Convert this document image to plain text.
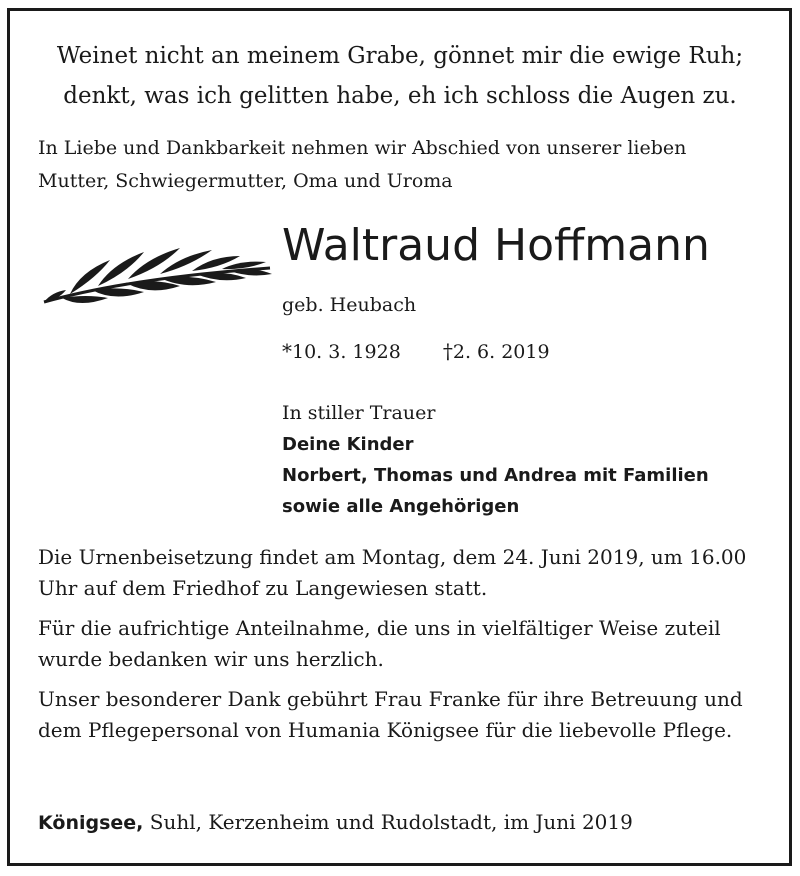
Weinet nicht an meinem Grabe, gönnet mir die ewige Ruh;
denkt, was ich gelitten habe, eh ich schloss die Augen zu.
In Liebe und Dankbarkeit nehmen wir Abschied von unserer lieben
Mutter, Schwiegermutter, Oma und Uroma
Waltraud Hoffmann
geb. Heubach
*10. 3. 1928 †2. 6. 2019
In stiller Trauer
Deine Kinder
Norbert, Thomas und Andrea mit Familien
sowie alle Angehörigen

Die Urnenbeisetzung findet am Montag, dem 24. Juni 2019, um 16.00 Uhr auf dem Friedhof zu Langewiesen statt.

Für die aufrichtige Anteilnahme, die uns in vielfältiger Weise zuteil wurde bedanken wir uns herzlich.

Unser besonderer Dank gebührt Frau Franke für ihre Betreuung und dem Pflegepersonal von Humania Königsee für die liebevolle Pflege.

Königsee, Suhl, Kerzenheim und Rudolstadt, im Juni 2019
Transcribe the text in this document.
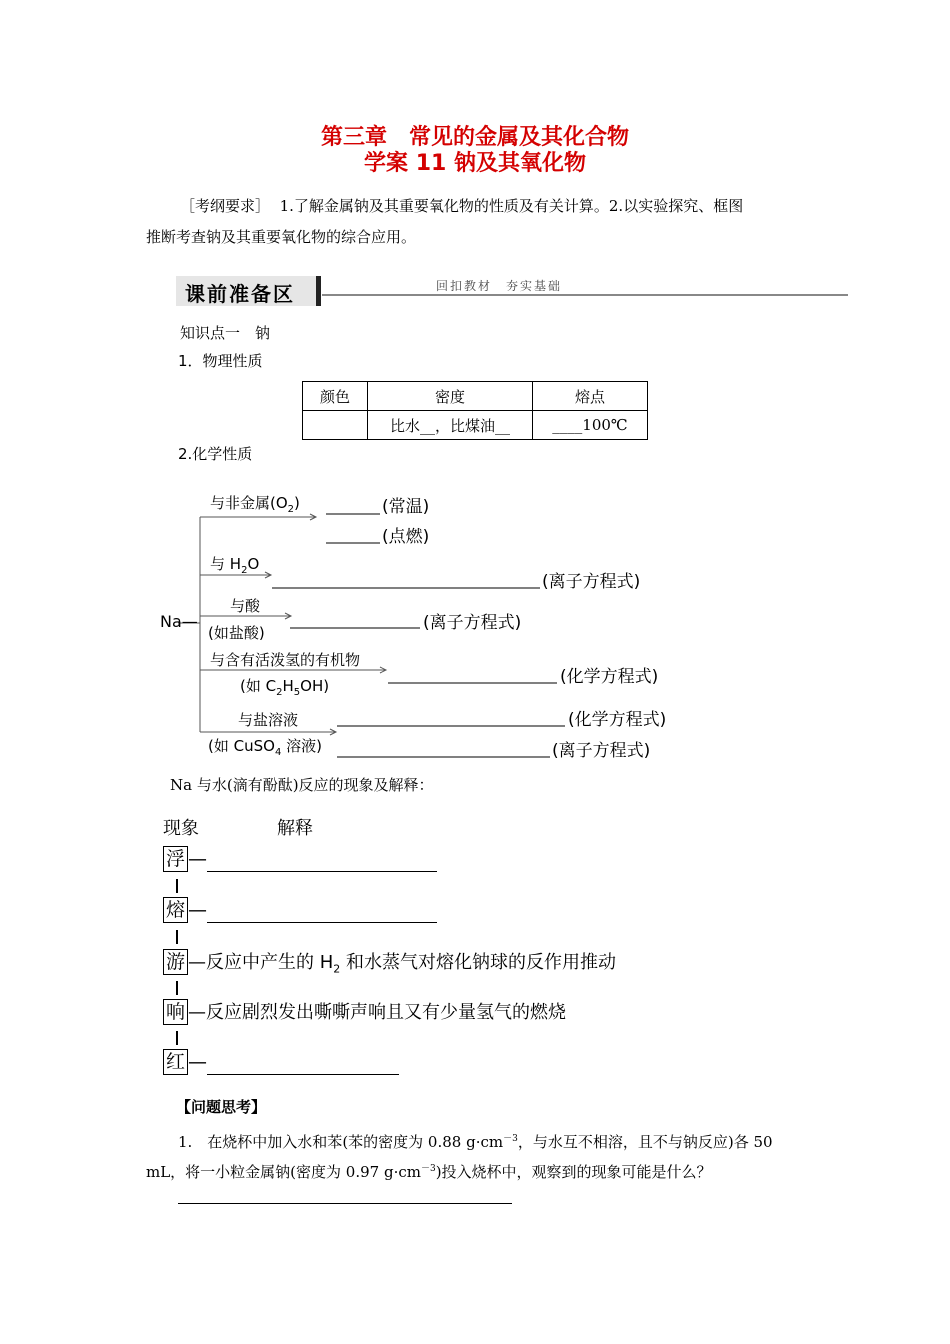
第三章　常见的金属及其化合物
学案 11 钠及其氧化物
［考纲要求］ 1.了解金属钠及其重要氧化物的性质及有关计算。2.以实验探究、框图
推断考查钠及其重要氧化物的综合应用。
课前准备区	回扣教材　夯实基础
知识点一　钠
1．物理性质
颜色	密度	熔点
	比水__，比煤油__	____100℃
2.化学性质
Na—
与非金属$(O_2)$	(常温)
(点燃)
与 $H_2O$
(离子方程式)
与酸
(如盐酸)	(离子方程式)
与含有活泼氢的有机物
(如 $C_2H_5OH$)	(化学方程式)
与盐溶液
(如 CuSO$_4$ 溶液)
(化学方程式)
(离子方程式)
Na 与水(滴有酚酞)反应的现象及解释：
现象	解释
浮 —
熔 —
游 —反应中产生的 $H_2$ 和水蒸气对熔化钠球的反作用推动
响 —反应剧烈发出嘶嘶声响且又有少量氢气的燃烧
红 —
【问题思考】
1.　在烧杯中加入水和苯(苯的密度为 0.88 $g\cdot cm^{-3}$，与水互不相溶，且不与钠反应)各 50
mL，将一小粒金属钠(密度为 0.97 $g\cdot cm^{-3}$)投入烧杯中，观察到的现象可能是什么？
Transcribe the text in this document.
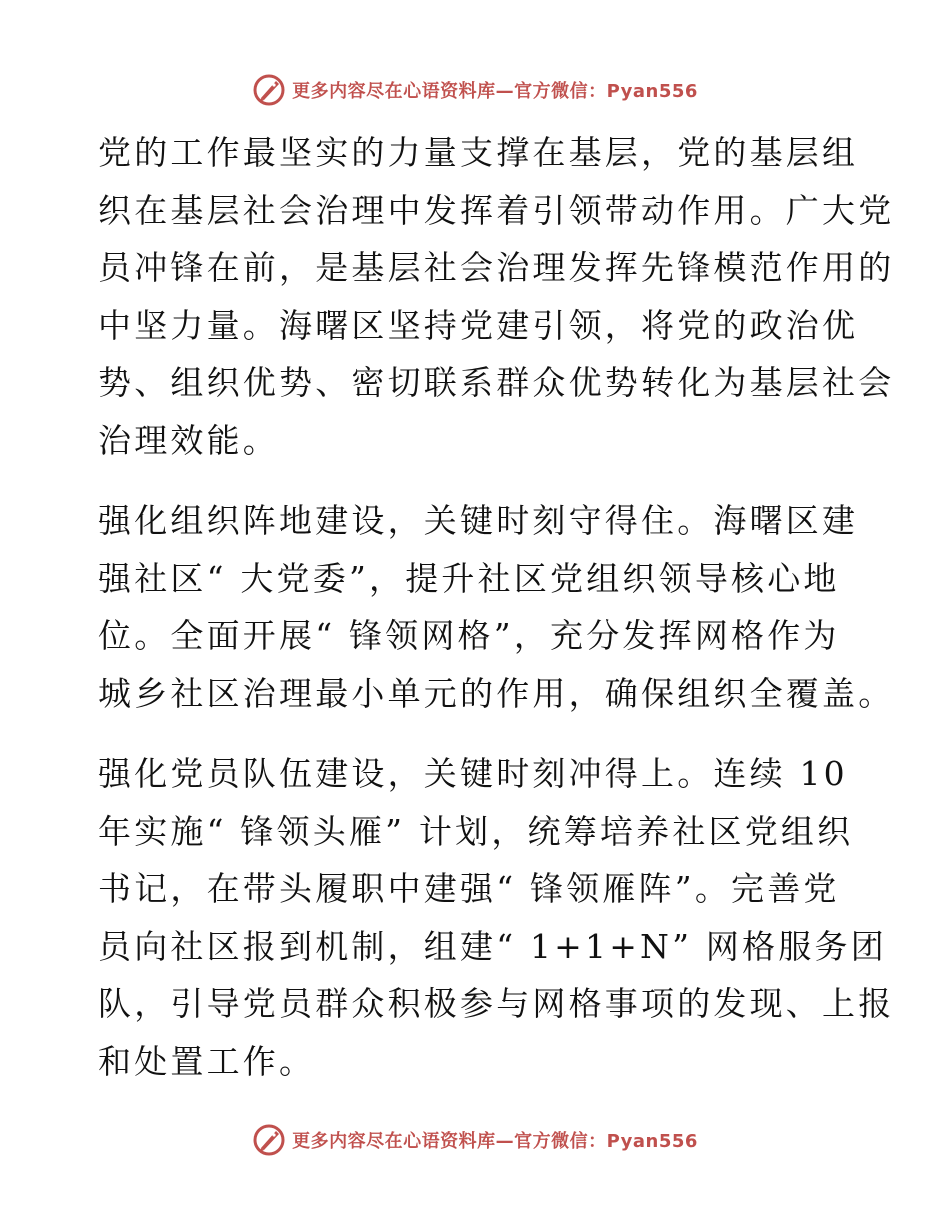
更多内容尽在心语资料库—官方微信：Pyan556

党的工作最坚实的力量支撑在基层，党的基层组
织在基层社会治理中发挥着引领带动作用。广大党
员冲锋在前，是基层社会治理发挥先锋模范作用的
中坚力量。海曙区坚持党建引领，将党的政治优
势、组织优势、密切联系群众优势转化为基层社会
治理效能。

强化组织阵地建设，关键时刻守得住。海曙区建
强社区“ 大党委”，提升社区党组织领导核心地
位。全面开展“ 锋领网格”，充分发挥网格作为
城乡社区治理最小单元的作用，确保组织全覆盖。

强化党员队伍建设，关键时刻冲得上。连续 10
年实施“ 锋领头雁” 计划，统筹培养社区党组织
书记，在带头履职中建强“ 锋领雁阵”。完善党
员向社区报到机制，组建“ 1+1+N” 网格服务团
队，引导党员群众积极参与网格事项的发现、上报
和处置工作。

更多内容尽在心语资料库—官方微信：Pyan556
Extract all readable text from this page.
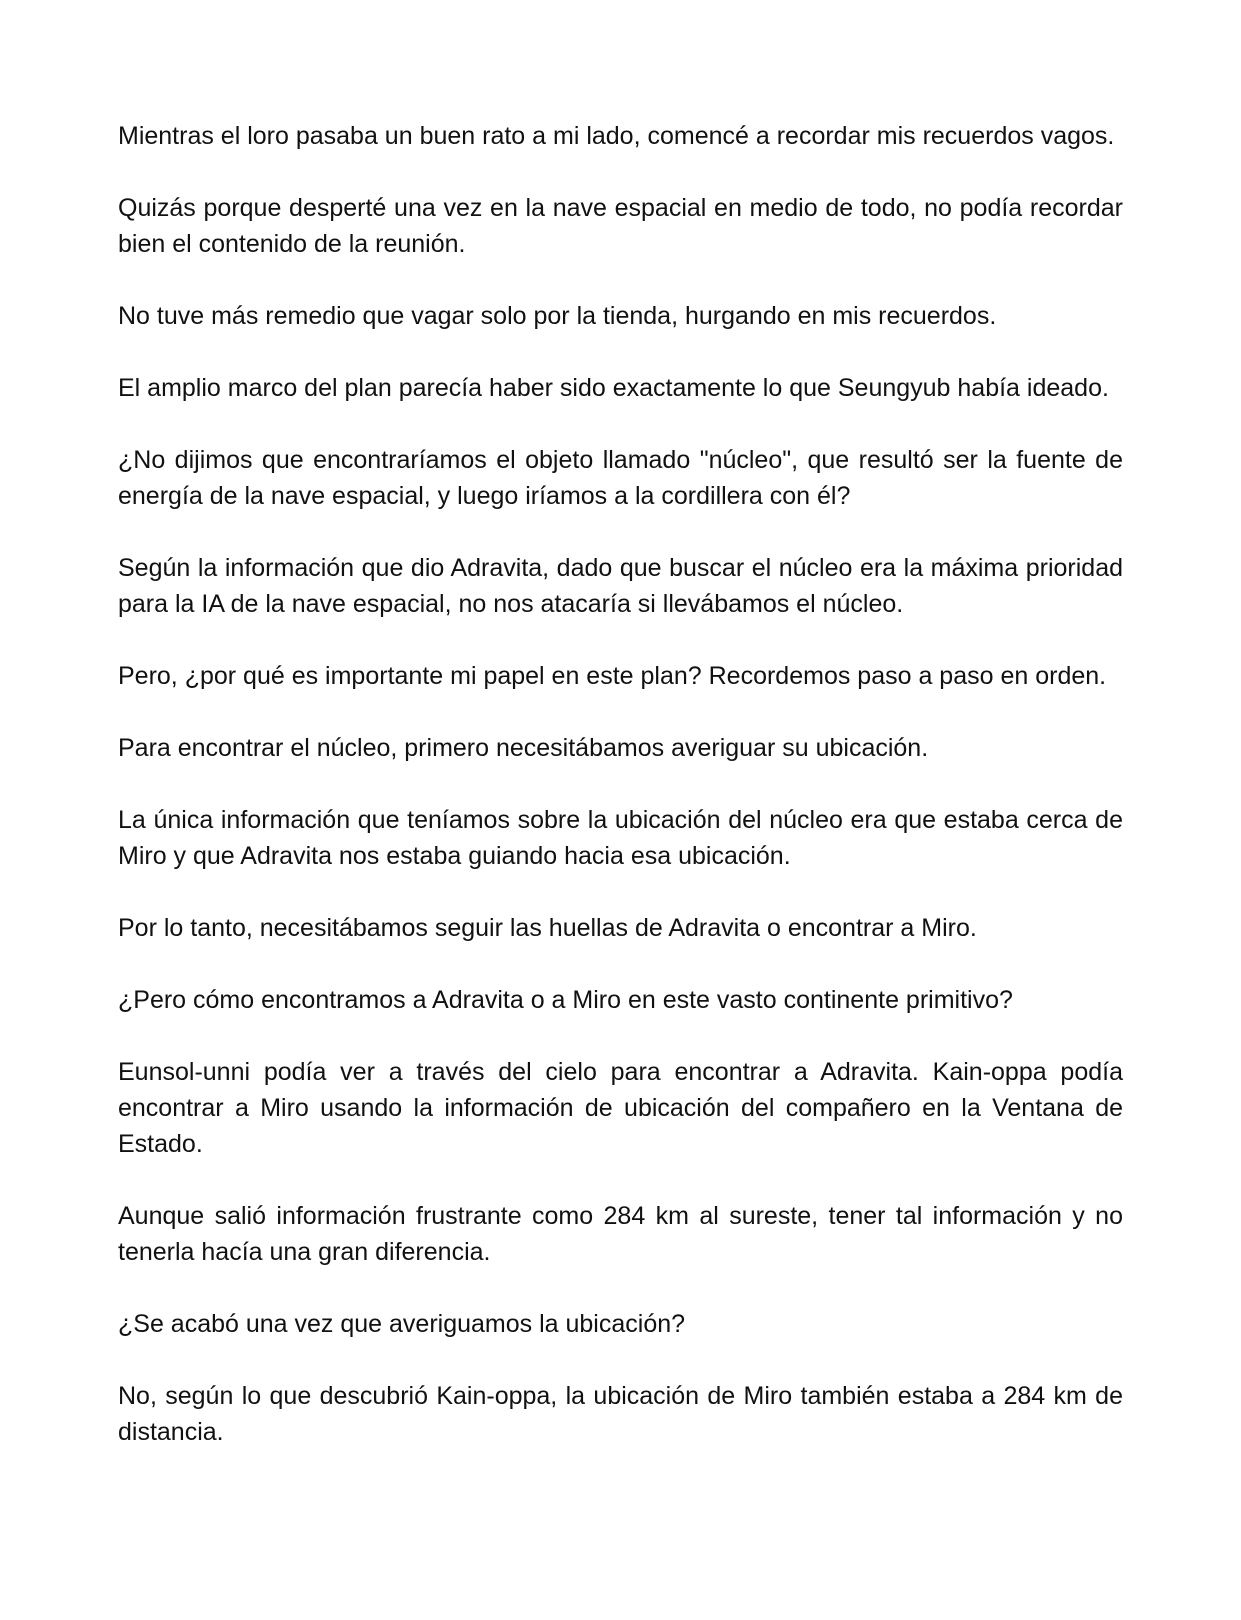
Mientras el loro pasaba un buen rato a mi lado, comencé a recordar mis recuerdos vagos.

Quizás porque desperté una vez en la nave espacial en medio de todo, no podía recordar bien el contenido de la reunión.

No tuve más remedio que vagar solo por la tienda, hurgando en mis recuerdos.

El amplio marco del plan parecía haber sido exactamente lo que Seungyub había ideado.

¿No dijimos que encontraríamos el objeto llamado "núcleo", que resultó ser la fuente de energía de la nave espacial, y luego iríamos a la cordillera con él?

Según la información que dio Adravita, dado que buscar el núcleo era la máxima prioridad para la IA de la nave espacial, no nos atacaría si llevábamos el núcleo.

Pero, ¿por qué es importante mi papel en este plan? Recordemos paso a paso en orden.

Para encontrar el núcleo, primero necesitábamos averiguar su ubicación.

La única información que teníamos sobre la ubicación del núcleo era que estaba cerca de Miro y que Adravita nos estaba guiando hacia esa ubicación.

Por lo tanto, necesitábamos seguir las huellas de Adravita o encontrar a Miro.

¿Pero cómo encontramos a Adravita o a Miro en este vasto continente primitivo?

Eunsol-unni podía ver a través del cielo para encontrar a Adravita. Kain-oppa podía encontrar a Miro usando la información de ubicación del compañero en la Ventana de Estado.

Aunque salió información frustrante como 284 km al sureste, tener tal información y no tenerla hacía una gran diferencia.

¿Se acabó una vez que averiguamos la ubicación?

No, según lo que descubrió Kain-oppa, la ubicación de Miro también estaba a 284 km de distancia.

○ ○ ○ ○ ○ ○ ○

- [Task]:
Return all of the entries word for word, but omit the pictures.

- [Full response]:
Convert this document image to plain text.
Weinet nicht an meinem Grabe, gönnet mir die ewige Ruh;
denkt, was ich gelitten habe, eh ich schloss die Augen zu.
In Liebe und Dankbarkeit nehmen wir Abschied von unserer lieben
Mutter, Schwiegermutter, Oma und Uroma
Waltraud Hoffmann
geb. Heubach
*10. 3. 1928 †2. 6. 2019
In stiller Trauer
Deine Kinder
Norbert, Thomas und Andrea mit Familien
sowie alle Angehörigen

Die Urnenbeisetzung findet am Montag, dem 24. Juni 2019, um 16.00 Uhr auf dem Friedhof zu Langewiesen statt.

Für die aufrichtige Anteilnahme, die uns in vielfältiger Weise zuteil wurde bedanken wir uns herzlich.

Unser besonderer Dank gebührt Frau Franke für ihre Betreuung und dem Pflegepersonal von Humania Königsee für die liebevolle Pflege.

Königsee, Suhl, Kerzenheim und Rudolstadt, im Juni 2019
Transcribe the text in this document.
第三章　常见的金属及其化合物
学案 11 钠及其氧化物
［考纲要求］ 1.了解金属钠及其重要氧化物的性质及有关计算。2.以实验探究、框图
推断考查钠及其重要氧化物的综合应用。
课前准备区	回扣教材　夯实基础
知识点一　钠
1．物理性质
颜色	密度	熔点
	比水__，比煤油__	____100℃
2.化学性质
Na—
与非金属$(O_2)$	(常温)
(点燃)
与 $H_2O$
(离子方程式)
与酸
(如盐酸)	(离子方程式)
与含有活泼氢的有机物
(如 $C_2H_5OH$)	(化学方程式)
与盐溶液
(如 CuSO$_4$ 溶液)
(化学方程式)
(离子方程式)
Na 与水(滴有酚酞)反应的现象及解释：
现象	解释
浮 —
熔 —
游 —反应中产生的 $H_2$ 和水蒸气对熔化钠球的反作用推动
响 —反应剧烈发出嘶嘶声响且又有少量氢气的燃烧
红 —
【问题思考】
1.　在烧杯中加入水和苯(苯的密度为 0.88 $g\cdot cm^{-3}$，与水互不相溶，且不与钠反应)各 50
mL，将一小粒金属钠(密度为 0.97 $g\cdot cm^{-3}$)投入烧杯中，观察到的现象可能是什么？
Transcribe the text in this document.
更多内容尽在心语资料库—官方微信：Pyan556

党的工作最坚实的力量支撑在基层，党的基层组
织在基层社会治理中发挥着引领带动作用。广大党
员冲锋在前，是基层社会治理发挥先锋模范作用的
中坚力量。海曙区坚持党建引领，将党的政治优
势、组织优势、密切联系群众优势转化为基层社会
治理效能。

强化组织阵地建设，关键时刻守得住。海曙区建
强社区“ 大党委”，提升社区党组织领导核心地
位。全面开展“ 锋领网格”，充分发挥网格作为
城乡社区治理最小单元的作用，确保组织全覆盖。

强化党员队伍建设，关键时刻冲得上。连续 10
年实施“ 锋领头雁” 计划，统筹培养社区党组织
书记，在带头履职中建强“ 锋领雁阵”。完善党
员向社区报到机制，组建“ 1+1+N” 网格服务团
队，引导党员群众积极参与网格事项的发现、上报
和处置工作。

更多内容尽在心语资料库—官方微信：Pyan556
Extract all readable text from this page.
Mientras el loro pasaba un buen rato a mi lado, comencé a recordar mis recuerdos vagos.

Quizás porque desperté una vez en la nave espacial en medio de todo, no podía recordar bien el contenido de la reunión.

No tuve más remedio que vagar solo por la tienda, hurgando en mis recuerdos.

El amplio marco del plan parecía haber sido exactamente lo que Seungyub había ideado.

¿No dijimos que encontraríamos el objeto llamado "núcleo", que resultó ser la fuente de energía de la nave espacial, y luego iríamos a la cordillera con él?

Según la información que dio Adravita, dado que buscar el núcleo era la máxima prioridad para la IA de la nave espacial, no nos atacaría si llevábamos el núcleo.

Pero, ¿por qué es importante mi papel en este plan? Recordemos paso a paso en orden.

Para encontrar el núcleo, primero necesitábamos averiguar su ubicación.

La única información que teníamos sobre la ubicación del núcleo era que estaba cerca de Miro y que Adravita nos estaba guiando hacia esa ubicación.

Por lo tanto, necesitábamos seguir las huellas de Adravita o encontrar a Miro.

¿Pero cómo encontramos a Adravita o a Miro en este vasto continente primitivo?

Eunsol-unni podía ver a través del cielo para encontrar a Adravita. Kain-oppa podía encontrar a Miro usando la información de ubicación del compañero en la Ventana de Estado.

Aunque salió información frustrante como 284 km al sureste, tener tal información y no tenerla hacía una gran diferencia.

¿Se acabó una vez que averiguamos la ubicación?

No, según lo que descubrió Kain-oppa, la ubicación de Miro también estaba a 284 km de distancia.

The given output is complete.